Data records
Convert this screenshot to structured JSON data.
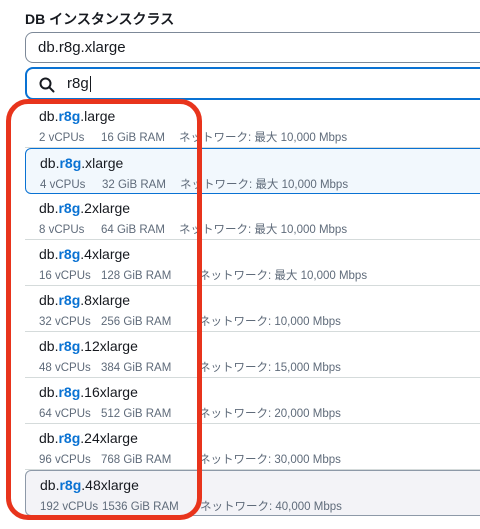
{
  "field": {
    "label": "DB インスタンスクラス",
    "selected_value": "db.r8g.xlarge",
    "search_value": "r8g"
  },
  "options": [
    {
      "prefix": "db.",
      "highlight": "r8g",
      "suffix": ".large",
      "vcpus": "2 vCPUs",
      "ram": "16 GiB RAM",
      "network": "ネットワーク: 最大 10,000 Mbps"
    },
    {
      "prefix": "db.",
      "highlight": "r8g",
      "suffix": ".xlarge",
      "vcpus": "4 vCPUs",
      "ram": "32 GiB RAM",
      "network": "ネットワーク: 最大 10,000 Mbps"
    },
    {
      "prefix": "db.",
      "highlight": "r8g",
      "suffix": ".2xlarge",
      "vcpus": "8 vCPUs",
      "ram": "64 GiB RAM",
      "network": "ネットワーク: 最大 10,000 Mbps"
    },
    {
      "prefix": "db.",
      "highlight": "r8g",
      "suffix": ".4xlarge",
      "vcpus": "16 vCPUs",
      "ram": "128 GiB RAM",
      "network": "ネットワーク: 最大 10,000 Mbps"
    },
    {
      "prefix": "db.",
      "highlight": "r8g",
      "suffix": ".8xlarge",
      "vcpus": "32 vCPUs",
      "ram": "256 GiB RAM",
      "network": "ネットワーク: 10,000 Mbps"
    },
    {
      "prefix": "db.",
      "highlight": "r8g",
      "suffix": ".12xlarge",
      "vcpus": "48 vCPUs",
      "ram": "384 GiB RAM",
      "network": "ネットワーク: 15,000 Mbps"
    },
    {
      "prefix": "db.",
      "highlight": "r8g",
      "suffix": ".16xlarge",
      "vcpus": "64 vCPUs",
      "ram": "512 GiB RAM",
      "network": "ネットワーク: 20,000 Mbps"
    },
    {
      "prefix": "db.",
      "highlight": "r8g",
      "suffix": ".24xlarge",
      "vcpus": "96 vCPUs",
      "ram": "768 GiB RAM",
      "network": "ネットワーク: 30,000 Mbps"
    },
    {
      "prefix": "db.",
      "highlight": "r8g",
      "suffix": ".48xlarge",
      "vcpus": "192 vCPUs",
      "ram": "1536 GiB RAM",
      "network": "ネットワーク: 40,000 Mbps"
    }
  ],
  "colors": {
    "accent": "#0972d3",
    "annotation_frame": "#e8341c"
  }
}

_EXERCISE GOAL_: Your answer should be a single number: the count of lines in these records that hold the string "vcpus".

_WRITTEN SOLUTION_: 9